Your objective: Where does the string "dire" appear? Copy every line of the entries below that holds it.

Material to process:

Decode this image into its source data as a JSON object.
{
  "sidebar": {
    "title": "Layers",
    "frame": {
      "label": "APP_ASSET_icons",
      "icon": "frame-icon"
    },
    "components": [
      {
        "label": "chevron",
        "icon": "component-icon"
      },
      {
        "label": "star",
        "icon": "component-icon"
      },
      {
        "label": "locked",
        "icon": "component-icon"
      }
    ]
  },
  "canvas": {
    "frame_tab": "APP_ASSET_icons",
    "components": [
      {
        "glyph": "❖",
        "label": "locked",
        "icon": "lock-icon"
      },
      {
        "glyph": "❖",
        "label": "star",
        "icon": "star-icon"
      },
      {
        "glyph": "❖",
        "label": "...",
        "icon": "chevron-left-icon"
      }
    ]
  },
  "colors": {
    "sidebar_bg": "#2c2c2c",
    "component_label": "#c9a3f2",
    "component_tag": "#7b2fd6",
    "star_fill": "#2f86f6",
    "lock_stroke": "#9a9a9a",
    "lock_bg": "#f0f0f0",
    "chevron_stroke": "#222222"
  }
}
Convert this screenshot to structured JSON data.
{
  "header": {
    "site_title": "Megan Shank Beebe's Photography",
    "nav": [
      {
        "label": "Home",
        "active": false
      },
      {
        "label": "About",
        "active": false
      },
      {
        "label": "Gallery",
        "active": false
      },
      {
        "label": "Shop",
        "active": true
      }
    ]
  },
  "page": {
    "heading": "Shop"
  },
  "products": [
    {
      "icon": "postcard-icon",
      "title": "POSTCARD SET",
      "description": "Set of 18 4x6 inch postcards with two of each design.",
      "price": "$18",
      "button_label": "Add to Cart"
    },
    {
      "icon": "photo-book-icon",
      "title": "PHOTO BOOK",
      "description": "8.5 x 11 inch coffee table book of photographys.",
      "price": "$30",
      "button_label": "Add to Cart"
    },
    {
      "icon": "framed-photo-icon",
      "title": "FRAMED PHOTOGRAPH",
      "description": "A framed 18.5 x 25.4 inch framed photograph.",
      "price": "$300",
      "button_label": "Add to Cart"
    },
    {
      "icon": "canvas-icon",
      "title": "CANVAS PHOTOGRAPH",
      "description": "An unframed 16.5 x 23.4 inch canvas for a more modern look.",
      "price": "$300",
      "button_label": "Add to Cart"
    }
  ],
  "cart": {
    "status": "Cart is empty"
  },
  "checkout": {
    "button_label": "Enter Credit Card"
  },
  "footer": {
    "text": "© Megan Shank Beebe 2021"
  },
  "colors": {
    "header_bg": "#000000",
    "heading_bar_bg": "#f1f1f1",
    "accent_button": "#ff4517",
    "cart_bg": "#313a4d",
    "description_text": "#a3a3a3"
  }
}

---

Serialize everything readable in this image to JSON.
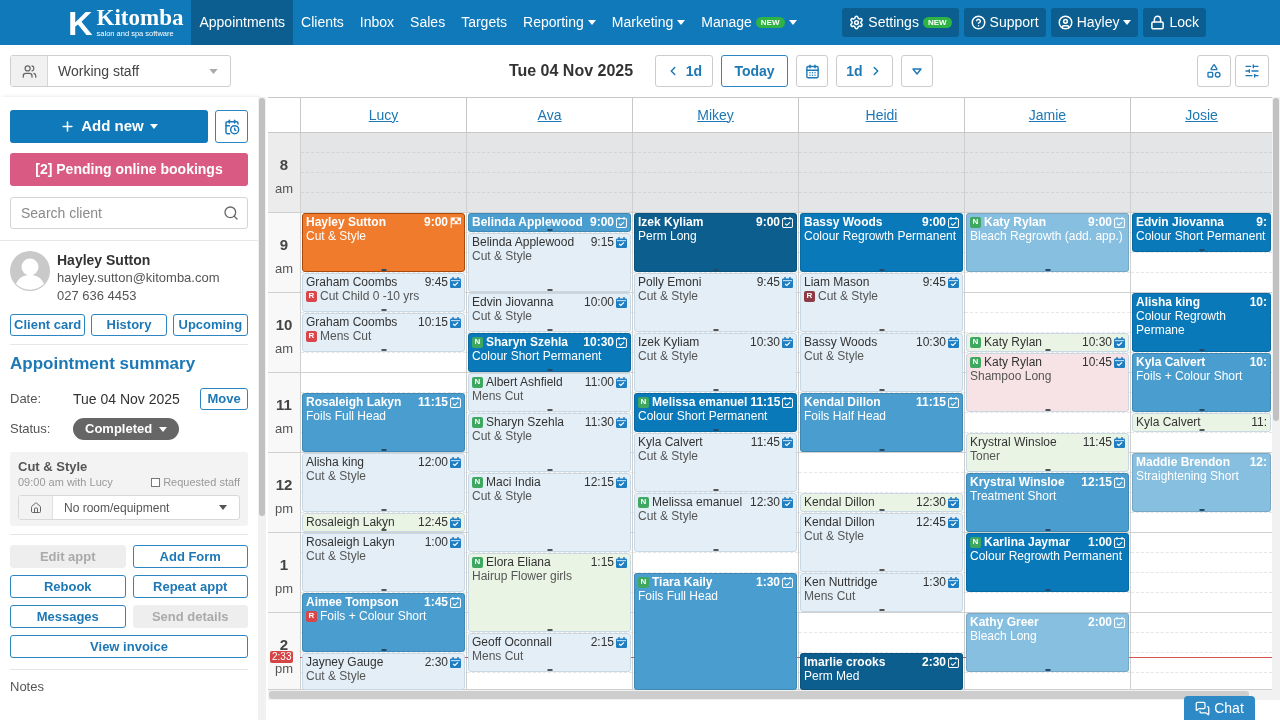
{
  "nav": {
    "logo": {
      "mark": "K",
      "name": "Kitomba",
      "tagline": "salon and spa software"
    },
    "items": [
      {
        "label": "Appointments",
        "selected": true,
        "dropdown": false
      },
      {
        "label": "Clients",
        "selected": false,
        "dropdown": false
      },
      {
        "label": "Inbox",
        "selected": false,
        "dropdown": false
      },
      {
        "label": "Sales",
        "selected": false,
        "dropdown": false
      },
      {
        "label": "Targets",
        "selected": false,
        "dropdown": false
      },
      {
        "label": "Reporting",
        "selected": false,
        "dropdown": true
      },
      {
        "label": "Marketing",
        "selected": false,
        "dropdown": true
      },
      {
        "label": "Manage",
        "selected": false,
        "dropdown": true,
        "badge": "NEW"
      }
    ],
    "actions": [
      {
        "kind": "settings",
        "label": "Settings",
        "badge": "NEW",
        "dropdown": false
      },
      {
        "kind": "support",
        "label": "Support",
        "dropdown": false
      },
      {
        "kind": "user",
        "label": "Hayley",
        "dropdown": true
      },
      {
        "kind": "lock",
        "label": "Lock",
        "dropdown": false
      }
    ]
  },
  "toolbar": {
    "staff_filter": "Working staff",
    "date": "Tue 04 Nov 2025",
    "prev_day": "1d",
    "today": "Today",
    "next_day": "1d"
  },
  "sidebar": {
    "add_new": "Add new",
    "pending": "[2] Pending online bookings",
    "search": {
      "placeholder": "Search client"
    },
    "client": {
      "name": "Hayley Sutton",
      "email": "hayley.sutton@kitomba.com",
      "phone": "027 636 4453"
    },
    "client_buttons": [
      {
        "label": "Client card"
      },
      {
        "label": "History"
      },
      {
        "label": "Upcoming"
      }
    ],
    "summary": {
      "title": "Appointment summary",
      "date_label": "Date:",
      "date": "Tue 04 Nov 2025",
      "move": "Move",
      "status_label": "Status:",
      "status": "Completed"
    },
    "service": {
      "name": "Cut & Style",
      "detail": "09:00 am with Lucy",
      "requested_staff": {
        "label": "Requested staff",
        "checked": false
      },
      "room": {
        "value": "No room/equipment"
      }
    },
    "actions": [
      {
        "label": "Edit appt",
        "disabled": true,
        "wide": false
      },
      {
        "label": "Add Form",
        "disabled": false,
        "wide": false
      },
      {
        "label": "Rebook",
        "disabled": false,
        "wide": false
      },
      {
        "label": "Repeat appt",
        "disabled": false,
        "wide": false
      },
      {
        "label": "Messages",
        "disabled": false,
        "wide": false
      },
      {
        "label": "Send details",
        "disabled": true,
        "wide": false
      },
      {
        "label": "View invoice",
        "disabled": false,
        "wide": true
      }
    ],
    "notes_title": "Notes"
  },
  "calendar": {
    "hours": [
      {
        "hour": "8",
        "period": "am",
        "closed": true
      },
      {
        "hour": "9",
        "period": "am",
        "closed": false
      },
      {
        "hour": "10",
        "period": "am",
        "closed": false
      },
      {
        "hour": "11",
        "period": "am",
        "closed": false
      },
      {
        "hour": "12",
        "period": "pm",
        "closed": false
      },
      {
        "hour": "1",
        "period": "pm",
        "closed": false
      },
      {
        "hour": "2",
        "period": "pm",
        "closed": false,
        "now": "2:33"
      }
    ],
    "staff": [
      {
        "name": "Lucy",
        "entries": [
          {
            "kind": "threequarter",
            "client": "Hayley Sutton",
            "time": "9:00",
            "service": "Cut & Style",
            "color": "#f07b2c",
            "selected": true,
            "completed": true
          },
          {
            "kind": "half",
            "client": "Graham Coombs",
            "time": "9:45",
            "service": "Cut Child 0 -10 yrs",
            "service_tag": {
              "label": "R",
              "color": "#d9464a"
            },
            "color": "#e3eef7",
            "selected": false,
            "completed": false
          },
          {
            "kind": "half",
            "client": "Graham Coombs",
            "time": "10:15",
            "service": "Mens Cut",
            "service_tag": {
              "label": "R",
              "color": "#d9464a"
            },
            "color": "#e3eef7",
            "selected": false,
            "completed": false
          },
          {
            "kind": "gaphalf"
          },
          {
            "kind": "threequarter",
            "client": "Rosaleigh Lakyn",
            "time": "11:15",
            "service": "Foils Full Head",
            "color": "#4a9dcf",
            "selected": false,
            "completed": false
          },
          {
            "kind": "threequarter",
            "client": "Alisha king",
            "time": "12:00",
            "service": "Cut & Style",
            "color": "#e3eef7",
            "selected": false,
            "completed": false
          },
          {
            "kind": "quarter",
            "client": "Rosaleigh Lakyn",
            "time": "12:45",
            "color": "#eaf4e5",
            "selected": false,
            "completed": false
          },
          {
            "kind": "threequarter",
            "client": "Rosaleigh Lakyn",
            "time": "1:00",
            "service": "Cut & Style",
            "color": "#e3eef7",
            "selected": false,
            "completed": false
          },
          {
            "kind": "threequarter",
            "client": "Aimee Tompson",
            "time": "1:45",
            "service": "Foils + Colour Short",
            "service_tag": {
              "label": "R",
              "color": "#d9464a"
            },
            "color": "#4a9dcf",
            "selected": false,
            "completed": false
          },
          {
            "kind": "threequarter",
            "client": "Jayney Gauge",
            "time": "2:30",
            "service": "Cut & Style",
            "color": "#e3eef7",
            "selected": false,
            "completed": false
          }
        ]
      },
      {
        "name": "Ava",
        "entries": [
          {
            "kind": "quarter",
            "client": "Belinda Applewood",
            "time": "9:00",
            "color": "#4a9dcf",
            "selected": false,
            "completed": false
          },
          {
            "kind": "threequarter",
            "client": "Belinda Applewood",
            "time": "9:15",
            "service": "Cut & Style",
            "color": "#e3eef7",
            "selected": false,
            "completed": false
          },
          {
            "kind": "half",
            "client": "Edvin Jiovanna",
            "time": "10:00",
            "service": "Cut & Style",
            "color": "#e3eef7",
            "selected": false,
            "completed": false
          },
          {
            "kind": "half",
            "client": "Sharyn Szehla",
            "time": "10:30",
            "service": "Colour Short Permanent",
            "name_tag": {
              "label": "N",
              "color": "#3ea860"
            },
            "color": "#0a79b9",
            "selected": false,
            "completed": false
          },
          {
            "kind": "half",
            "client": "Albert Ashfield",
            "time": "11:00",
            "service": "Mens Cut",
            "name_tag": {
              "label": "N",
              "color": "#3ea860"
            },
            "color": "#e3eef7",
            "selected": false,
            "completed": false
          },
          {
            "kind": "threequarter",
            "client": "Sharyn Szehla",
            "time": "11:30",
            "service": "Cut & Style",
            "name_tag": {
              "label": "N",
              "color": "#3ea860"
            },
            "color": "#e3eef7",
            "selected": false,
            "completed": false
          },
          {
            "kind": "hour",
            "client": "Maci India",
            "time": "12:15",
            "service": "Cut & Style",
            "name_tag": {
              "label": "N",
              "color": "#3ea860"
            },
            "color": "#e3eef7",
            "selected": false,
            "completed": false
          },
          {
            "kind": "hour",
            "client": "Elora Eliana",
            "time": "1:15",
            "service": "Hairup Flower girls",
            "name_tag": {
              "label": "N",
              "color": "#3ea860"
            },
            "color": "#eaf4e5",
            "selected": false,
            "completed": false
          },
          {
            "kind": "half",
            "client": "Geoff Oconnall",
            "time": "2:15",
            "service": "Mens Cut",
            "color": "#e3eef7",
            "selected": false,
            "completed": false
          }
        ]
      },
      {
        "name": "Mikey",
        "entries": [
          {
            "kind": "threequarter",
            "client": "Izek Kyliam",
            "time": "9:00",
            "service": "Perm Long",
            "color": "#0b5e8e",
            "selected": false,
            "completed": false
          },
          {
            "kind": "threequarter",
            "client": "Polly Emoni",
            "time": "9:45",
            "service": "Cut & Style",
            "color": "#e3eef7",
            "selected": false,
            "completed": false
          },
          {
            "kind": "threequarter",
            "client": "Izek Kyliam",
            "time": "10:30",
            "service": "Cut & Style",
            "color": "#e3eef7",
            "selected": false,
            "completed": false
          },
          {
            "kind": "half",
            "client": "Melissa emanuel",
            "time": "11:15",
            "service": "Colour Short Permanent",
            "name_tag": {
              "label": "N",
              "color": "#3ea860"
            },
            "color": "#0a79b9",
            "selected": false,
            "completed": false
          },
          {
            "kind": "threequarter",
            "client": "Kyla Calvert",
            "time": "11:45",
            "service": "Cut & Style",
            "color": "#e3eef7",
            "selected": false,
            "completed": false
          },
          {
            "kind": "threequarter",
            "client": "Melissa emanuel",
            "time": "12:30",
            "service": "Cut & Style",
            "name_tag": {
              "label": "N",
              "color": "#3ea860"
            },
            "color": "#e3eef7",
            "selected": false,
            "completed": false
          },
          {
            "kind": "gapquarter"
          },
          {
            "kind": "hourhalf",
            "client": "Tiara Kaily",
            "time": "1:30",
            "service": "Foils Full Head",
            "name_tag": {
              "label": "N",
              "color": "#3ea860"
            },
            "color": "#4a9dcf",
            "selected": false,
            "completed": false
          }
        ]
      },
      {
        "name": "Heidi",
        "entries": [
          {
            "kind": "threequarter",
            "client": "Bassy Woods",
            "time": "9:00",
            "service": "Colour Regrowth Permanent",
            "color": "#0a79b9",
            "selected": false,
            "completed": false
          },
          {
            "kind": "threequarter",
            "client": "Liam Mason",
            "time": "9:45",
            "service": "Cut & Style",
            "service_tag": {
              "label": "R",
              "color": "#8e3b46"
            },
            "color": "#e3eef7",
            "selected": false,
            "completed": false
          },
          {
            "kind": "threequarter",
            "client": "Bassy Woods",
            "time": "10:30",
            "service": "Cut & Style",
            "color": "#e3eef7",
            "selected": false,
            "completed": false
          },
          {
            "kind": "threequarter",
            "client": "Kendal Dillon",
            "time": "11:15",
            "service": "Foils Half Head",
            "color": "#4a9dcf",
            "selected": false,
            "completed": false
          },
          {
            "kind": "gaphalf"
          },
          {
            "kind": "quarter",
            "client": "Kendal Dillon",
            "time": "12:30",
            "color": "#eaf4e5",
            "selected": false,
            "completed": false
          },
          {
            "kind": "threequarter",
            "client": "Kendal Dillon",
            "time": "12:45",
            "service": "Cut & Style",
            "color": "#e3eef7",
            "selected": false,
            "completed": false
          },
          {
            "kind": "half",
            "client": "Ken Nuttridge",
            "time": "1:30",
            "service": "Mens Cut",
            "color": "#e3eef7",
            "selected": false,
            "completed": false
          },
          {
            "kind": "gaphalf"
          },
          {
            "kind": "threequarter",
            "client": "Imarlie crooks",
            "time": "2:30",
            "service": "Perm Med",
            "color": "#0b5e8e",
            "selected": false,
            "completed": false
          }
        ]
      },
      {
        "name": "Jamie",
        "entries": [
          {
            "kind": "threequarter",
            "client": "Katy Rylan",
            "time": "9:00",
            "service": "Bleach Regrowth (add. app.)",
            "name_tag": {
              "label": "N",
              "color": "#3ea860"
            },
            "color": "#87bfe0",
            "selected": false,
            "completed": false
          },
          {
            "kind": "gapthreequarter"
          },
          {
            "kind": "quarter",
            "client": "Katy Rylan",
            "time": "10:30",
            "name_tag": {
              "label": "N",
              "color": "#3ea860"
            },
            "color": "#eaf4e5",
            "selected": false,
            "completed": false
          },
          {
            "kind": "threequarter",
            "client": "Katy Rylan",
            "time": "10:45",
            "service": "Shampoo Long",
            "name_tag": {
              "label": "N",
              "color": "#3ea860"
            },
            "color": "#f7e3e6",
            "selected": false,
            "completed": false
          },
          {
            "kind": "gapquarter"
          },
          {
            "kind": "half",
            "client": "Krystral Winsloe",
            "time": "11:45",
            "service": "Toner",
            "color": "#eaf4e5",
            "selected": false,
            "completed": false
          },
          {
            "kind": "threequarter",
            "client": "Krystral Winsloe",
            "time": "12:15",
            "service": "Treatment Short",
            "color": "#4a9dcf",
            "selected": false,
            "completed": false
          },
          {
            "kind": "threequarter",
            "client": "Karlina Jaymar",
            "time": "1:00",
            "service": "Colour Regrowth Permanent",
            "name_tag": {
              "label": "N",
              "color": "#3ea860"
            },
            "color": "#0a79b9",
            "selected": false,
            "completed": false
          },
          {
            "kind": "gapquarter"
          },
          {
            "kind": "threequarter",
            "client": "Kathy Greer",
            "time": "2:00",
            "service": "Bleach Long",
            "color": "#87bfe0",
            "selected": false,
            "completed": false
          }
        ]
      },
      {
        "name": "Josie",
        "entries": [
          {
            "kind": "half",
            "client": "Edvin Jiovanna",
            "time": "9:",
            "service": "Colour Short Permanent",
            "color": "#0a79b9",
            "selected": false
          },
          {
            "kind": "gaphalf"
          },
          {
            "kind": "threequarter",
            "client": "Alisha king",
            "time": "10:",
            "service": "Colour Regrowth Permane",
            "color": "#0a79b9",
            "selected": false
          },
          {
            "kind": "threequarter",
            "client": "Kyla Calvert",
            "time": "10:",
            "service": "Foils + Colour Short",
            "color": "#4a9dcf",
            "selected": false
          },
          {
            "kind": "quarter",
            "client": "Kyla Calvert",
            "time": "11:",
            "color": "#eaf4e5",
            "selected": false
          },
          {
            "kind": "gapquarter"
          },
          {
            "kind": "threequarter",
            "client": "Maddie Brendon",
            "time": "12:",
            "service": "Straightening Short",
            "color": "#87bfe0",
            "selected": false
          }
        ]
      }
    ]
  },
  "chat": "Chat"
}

--

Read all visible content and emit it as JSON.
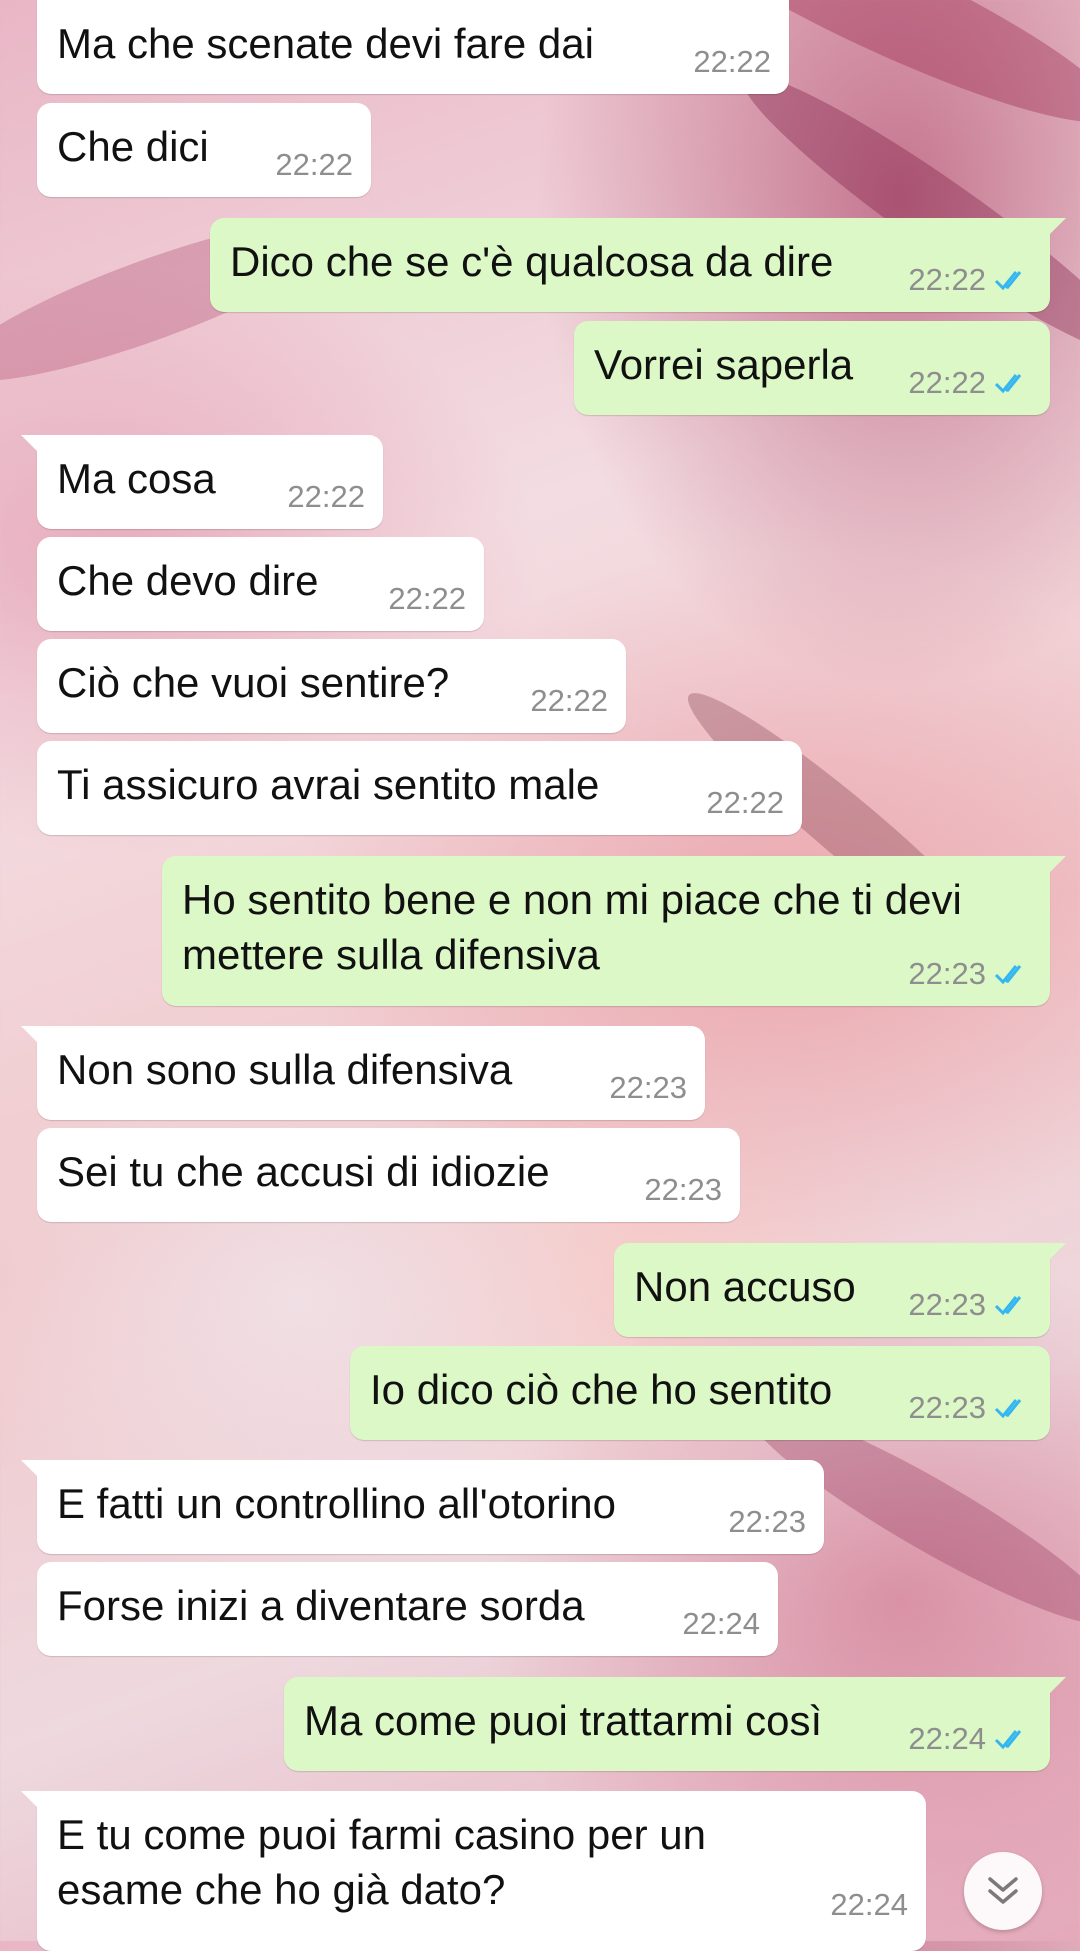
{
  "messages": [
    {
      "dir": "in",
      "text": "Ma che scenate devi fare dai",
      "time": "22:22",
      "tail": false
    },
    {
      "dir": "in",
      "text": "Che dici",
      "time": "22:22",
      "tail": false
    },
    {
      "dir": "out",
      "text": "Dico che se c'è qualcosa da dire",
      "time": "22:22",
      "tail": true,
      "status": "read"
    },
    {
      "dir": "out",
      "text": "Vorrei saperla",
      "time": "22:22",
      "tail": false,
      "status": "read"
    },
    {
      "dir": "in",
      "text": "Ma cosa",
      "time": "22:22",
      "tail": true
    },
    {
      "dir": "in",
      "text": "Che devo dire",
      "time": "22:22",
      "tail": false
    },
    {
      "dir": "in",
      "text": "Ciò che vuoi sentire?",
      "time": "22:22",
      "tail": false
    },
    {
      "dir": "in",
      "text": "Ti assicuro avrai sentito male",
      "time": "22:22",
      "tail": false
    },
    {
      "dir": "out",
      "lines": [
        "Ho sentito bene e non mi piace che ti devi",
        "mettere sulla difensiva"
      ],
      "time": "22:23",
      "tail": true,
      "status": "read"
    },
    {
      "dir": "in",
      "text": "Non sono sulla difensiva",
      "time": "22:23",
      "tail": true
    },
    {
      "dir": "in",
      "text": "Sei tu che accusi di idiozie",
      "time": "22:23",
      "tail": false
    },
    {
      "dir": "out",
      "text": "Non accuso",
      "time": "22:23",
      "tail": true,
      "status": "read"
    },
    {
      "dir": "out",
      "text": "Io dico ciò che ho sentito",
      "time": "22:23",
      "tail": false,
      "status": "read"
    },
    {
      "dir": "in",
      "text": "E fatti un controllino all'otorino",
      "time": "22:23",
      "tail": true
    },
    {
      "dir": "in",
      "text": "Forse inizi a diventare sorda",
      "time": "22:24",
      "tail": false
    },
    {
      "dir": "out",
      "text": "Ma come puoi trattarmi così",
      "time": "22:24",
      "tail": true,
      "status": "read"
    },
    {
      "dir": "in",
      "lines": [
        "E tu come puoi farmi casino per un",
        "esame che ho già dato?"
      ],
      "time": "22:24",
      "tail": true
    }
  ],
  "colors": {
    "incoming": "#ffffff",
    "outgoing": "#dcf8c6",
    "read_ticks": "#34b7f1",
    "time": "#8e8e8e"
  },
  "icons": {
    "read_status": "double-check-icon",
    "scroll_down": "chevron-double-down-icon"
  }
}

The answer:
      "text": "Dico che se c'è qualcosa da dire",
      "text": "Che devo dire",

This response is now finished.